What is being asked :: Without the pictures, can you quote each line below exactly?

Excerpted data ::
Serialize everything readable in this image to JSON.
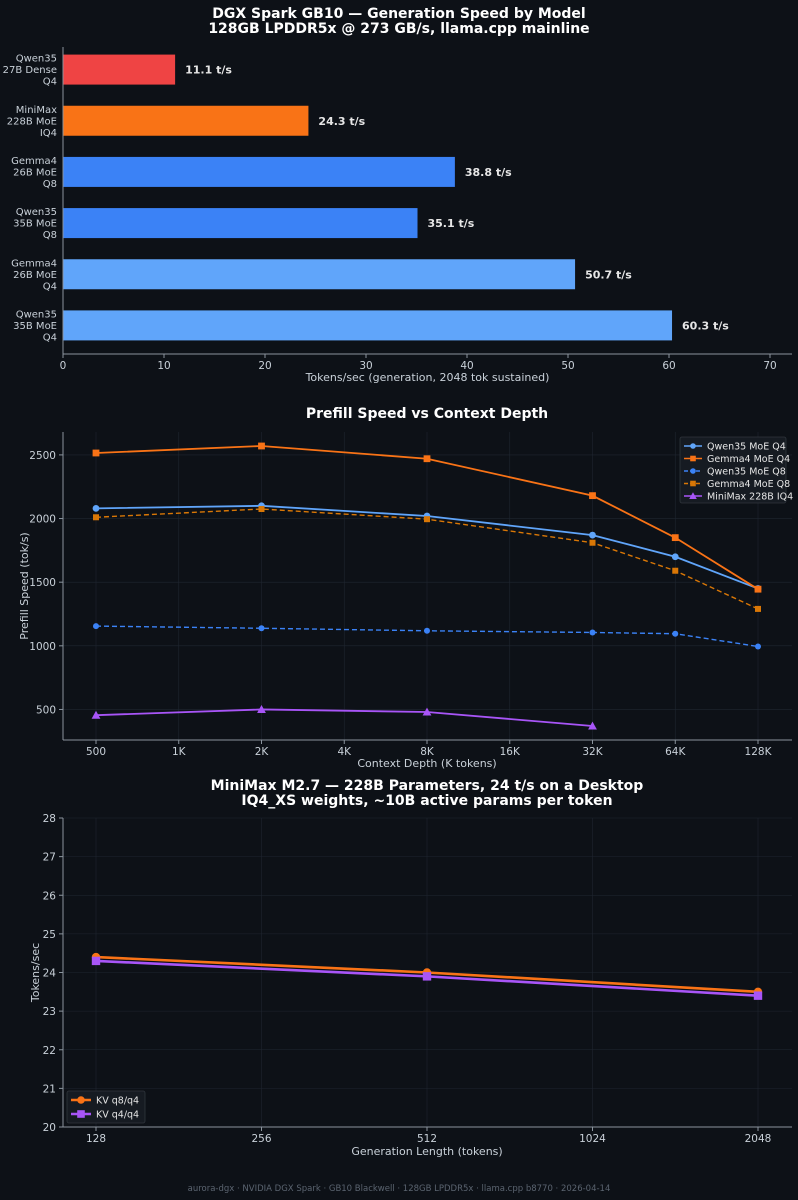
{
  "colors": {
    "background": "#0d1117",
    "red": "#ef4444",
    "orange": "#f97316",
    "blue": "#3b82f6",
    "lightblue": "#60a5fa",
    "purple": "#a855f7",
    "grid": "#1f2630",
    "axis": "#8b949e"
  },
  "footer": "aurora-dgx · NVIDIA DGX Spark · GB10 Blackwell · 128GB LPDDR5x · llama.cpp b8770 · 2026-04-14",
  "chart_data": [
    {
      "type": "bar",
      "orientation": "horizontal",
      "title": "DGX Spark GB10 — Generation Speed by Model",
      "subtitle": "128GB LPDDR5x @ 273 GB/s, llama.cpp mainline",
      "xlabel": "Tokens/sec (generation, 2048 tok sustained)",
      "xlim": [
        0,
        70
      ],
      "xticks": [
        "0",
        "10",
        "20",
        "30",
        "40",
        "50",
        "60",
        "70"
      ],
      "categories": [
        [
          "Qwen35",
          "27B Dense",
          "Q4"
        ],
        [
          "MiniMax",
          "228B MoE",
          "IQ4"
        ],
        [
          "Gemma4",
          "26B MoE",
          "Q8"
        ],
        [
          "Qwen35",
          "35B MoE",
          "Q8"
        ],
        [
          "Gemma4",
          "26B MoE",
          "Q4"
        ],
        [
          "Qwen35",
          "35B MoE",
          "Q4"
        ]
      ],
      "values": [
        11.1,
        24.3,
        38.8,
        35.1,
        50.7,
        60.3
      ],
      "value_labels": [
        "11.1 t/s",
        "24.3 t/s",
        "38.8 t/s",
        "35.1 t/s",
        "50.7 t/s",
        "60.3 t/s"
      ],
      "bar_colors": [
        "#ef4444",
        "#f97316",
        "#3b82f6",
        "#3b82f6",
        "#60a5fa",
        "#60a5fa"
      ]
    },
    {
      "type": "line",
      "title": "Prefill Speed vs Context Depth",
      "xlabel": "Context Depth (K tokens)",
      "ylabel": "Prefill Speed (tok/s)",
      "x_scale": "log2",
      "x_ticks": [
        "500",
        "1K",
        "2K",
        "4K",
        "8K",
        "16K",
        "32K",
        "64K",
        "128K"
      ],
      "ylim": [
        260,
        2680
      ],
      "y_ticks": [
        "500",
        "1000",
        "1500",
        "2000",
        "2500"
      ],
      "legend_position": "top-right",
      "series": [
        {
          "name": "Qwen35 MoE Q4",
          "color": "#60a5fa",
          "style": "solid",
          "marker": "circle",
          "x": [
            "500",
            "2K",
            "8K",
            "32K",
            "64K",
            "128K"
          ],
          "values": [
            2080,
            2100,
            2020,
            1870,
            1700,
            1450
          ]
        },
        {
          "name": "Gemma4 MoE Q4",
          "color": "#f97316",
          "style": "solid",
          "marker": "square",
          "x": [
            "500",
            "2K",
            "8K",
            "32K",
            "64K",
            "128K"
          ],
          "values": [
            2515,
            2570,
            2470,
            2180,
            1850,
            1445
          ]
        },
        {
          "name": "Qwen35 MoE Q8",
          "color": "#3b82f6",
          "style": "dashed",
          "marker": "circle",
          "x": [
            "500",
            "2K",
            "8K",
            "32K",
            "64K",
            "128K"
          ],
          "values": [
            1155,
            1138,
            1118,
            1105,
            1095,
            995
          ]
        },
        {
          "name": "Gemma4 MoE Q8",
          "color": "#d97706",
          "style": "dashed",
          "marker": "square",
          "x": [
            "500",
            "2K",
            "8K",
            "32K",
            "64K",
            "128K"
          ],
          "values": [
            2010,
            2075,
            1995,
            1810,
            1590,
            1290
          ]
        },
        {
          "name": "MiniMax 228B IQ4",
          "color": "#a855f7",
          "style": "solid",
          "marker": "triangle",
          "x": [
            "500",
            "2K",
            "8K",
            "32K"
          ],
          "values": [
            455,
            500,
            480,
            370
          ]
        }
      ]
    },
    {
      "type": "line",
      "title": "MiniMax M2.7 — 228B Parameters, 24 t/s on a Desktop",
      "subtitle": "IQ4_XS weights, ~10B active params per token",
      "xlabel": "Generation Length (tokens)",
      "ylabel": "Tokens/sec",
      "x_scale": "log2",
      "x_ticks": [
        "128",
        "256",
        "512",
        "1024",
        "2048"
      ],
      "ylim": [
        20,
        28
      ],
      "y_ticks": [
        "20",
        "21",
        "22",
        "23",
        "24",
        "25",
        "26",
        "27",
        "28"
      ],
      "legend_position": "bottom-left",
      "series": [
        {
          "name": "KV q8/q4",
          "color": "#f97316",
          "marker": "circle",
          "x": [
            128,
            512,
            2048
          ],
          "values": [
            24.4,
            24.0,
            23.5
          ]
        },
        {
          "name": "KV q4/q4",
          "color": "#a855f7",
          "marker": "square",
          "x": [
            128,
            512,
            2048
          ],
          "values": [
            24.3,
            23.9,
            23.4
          ]
        }
      ]
    }
  ]
}
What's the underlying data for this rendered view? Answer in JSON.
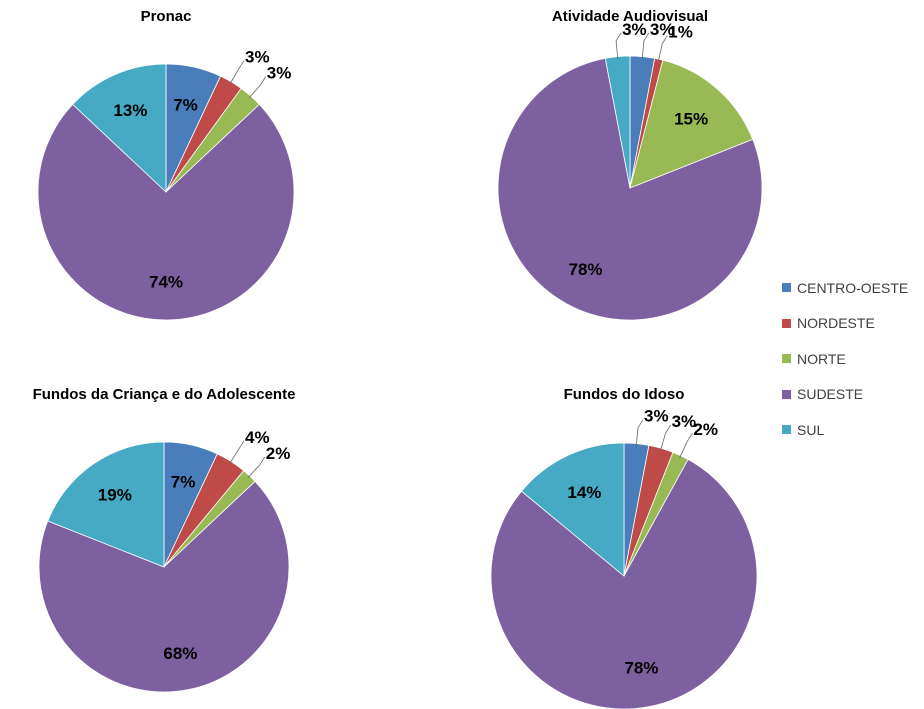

Solution for this exercise ::
Serialize everything readable in this image to JSON.
{
  "colors": {
    "background": "#0d1117",
    "red": "#ef4444",
    "orange": "#f97316",
    "blue": "#3b82f6",
    "lightblue": "#60a5fa",
    "purple": "#a855f7",
    "grid": "#1f2630",
    "axis": "#8b949e"
  },
  "footer": "aurora-dgx · NVIDIA DGX Spark · GB10 Blackwell · 128GB LPDDR5x · llama.cpp b8770 · 2026-04-14",
  "chart_data": [
    {
      "type": "bar",
      "orientation": "horizontal",
      "title": "DGX Spark GB10 — Generation Speed by Model",
      "subtitle": "128GB LPDDR5x @ 273 GB/s, llama.cpp mainline",
      "xlabel": "Tokens/sec (generation, 2048 tok sustained)",
      "xlim": [
        0,
        70
      ],
      "xticks": [
        "0",
        "10",
        "20",
        "30",
        "40",
        "50",
        "60",
        "70"
      ],
      "categories": [
        [
          "Qwen35",
          "27B Dense",
          "Q4"
        ],
        [
          "MiniMax",
          "228B MoE",
          "IQ4"
        ],
        [
          "Gemma4",
          "26B MoE",
          "Q8"
        ],
        [
          "Qwen35",
          "35B MoE",
          "Q8"
        ],
        [
          "Gemma4",
          "26B MoE",
          "Q4"
        ],
        [
          "Qwen35",
          "35B MoE",
          "Q4"
        ]
      ],
      "values": [
        11.1,
        24.3,
        38.8,
        35.1,
        50.7,
        60.3
      ],
      "value_labels": [
        "11.1 t/s",
        "24.3 t/s",
        "38.8 t/s",
        "35.1 t/s",
        "50.7 t/s",
        "60.3 t/s"
      ],
      "bar_colors": [
        "#ef4444",
        "#f97316",
        "#3b82f6",
        "#3b82f6",
        "#60a5fa",
        "#60a5fa"
      ]
    },
    {
      "type": "line",
      "title": "Prefill Speed vs Context Depth",
      "xlabel": "Context Depth (K tokens)",
      "ylabel": "Prefill Speed (tok/s)",
      "x_scale": "log2",
      "x_ticks": [
        "500",
        "1K",
        "2K",
        "4K",
        "8K",
        "16K",
        "32K",
        "64K",
        "128K"
      ],
      "ylim": [
        260,
        2680
      ],
      "y_ticks": [
        "500",
        "1000",
        "1500",
        "2000",
        "2500"
      ],
      "legend_position": "top-right",
      "series": [
        {
          "name": "Qwen35 MoE Q4",
          "color": "#60a5fa",
          "style": "solid",
          "marker": "circle",
          "x": [
            "500",
            "2K",
            "8K",
            "32K",
            "64K",
            "128K"
          ],
          "values": [
            2080,
            2100,
            2020,
            1870,
            1700,
            1450
          ]
        },
        {
          "name": "Gemma4 MoE Q4",
          "color": "#f97316",
          "style": "solid",
          "marker": "square",
          "x": [
            "500",
            "2K",
            "8K",
            "32K",
            "64K",
            "128K"
          ],
          "values": [
            2515,
            2570,
            2470,
            2180,
            1850,
            1445
          ]
        },
        {
          "name": "Qwen35 MoE Q8",
          "color": "#3b82f6",
          "style": "dashed",
          "marker": "circle",
          "x": [
            "500",
            "2K",
            "8K",
            "32K",
            "64K",
            "128K"
          ],
          "values": [
            1155,
            1138,
            1118,
            1105,
            1095,
            995
          ]
        },
        {
          "name": "Gemma4 MoE Q8",
          "color": "#d97706",
          "style": "dashed",
          "marker": "square",
          "x": [
            "500",
            "2K",
            "8K",
            "32K",
            "64K",
            "128K"
          ],
          "values": [
            2010,
            2075,
            1995,
            1810,
            1590,
            1290
          ]
        },
        {
          "name": "MiniMax 228B IQ4",
          "color": "#a855f7",
          "style": "solid",
          "marker": "triangle",
          "x": [
            "500",
            "2K",
            "8K",
            "32K"
          ],
          "values": [
            455,
            500,
            480,
            370
          ]
        }
      ]
    },
    {
      "type": "line",
      "title": "MiniMax M2.7 — 228B Parameters, 24 t/s on a Desktop",
      "subtitle": "IQ4_XS weights, ~10B active params per token",
      "xlabel": "Generation Length (tokens)",
      "ylabel": "Tokens/sec",
      "x_scale": "log2",
      "x_ticks": [
        "128",
        "256",
        "512",
        "1024",
        "2048"
      ],
      "ylim": [
        20,
        28
      ],
      "y_ticks": [
        "20",
        "21",
        "22",
        "23",
        "24",
        "25",
        "26",
        "27",
        "28"
      ],
      "legend_position": "bottom-left",
      "series": [
        {
          "name": "KV q8/q4",
          "color": "#f97316",
          "marker": "circle",
          "x": [
            128,
            512,
            2048
          ],
          "values": [
            24.4,
            24.0,
            23.5
          ]
        },
        {
          "name": "KV q4/q4",
          "color": "#a855f7",
          "marker": "square",
          "x": [
            128,
            512,
            2048
          ],
          "values": [
            24.3,
            23.9,
            23.4
          ]
        }
      ]
    }
  ]
}
What's the underlying data for this rendered view? Answer in JSON.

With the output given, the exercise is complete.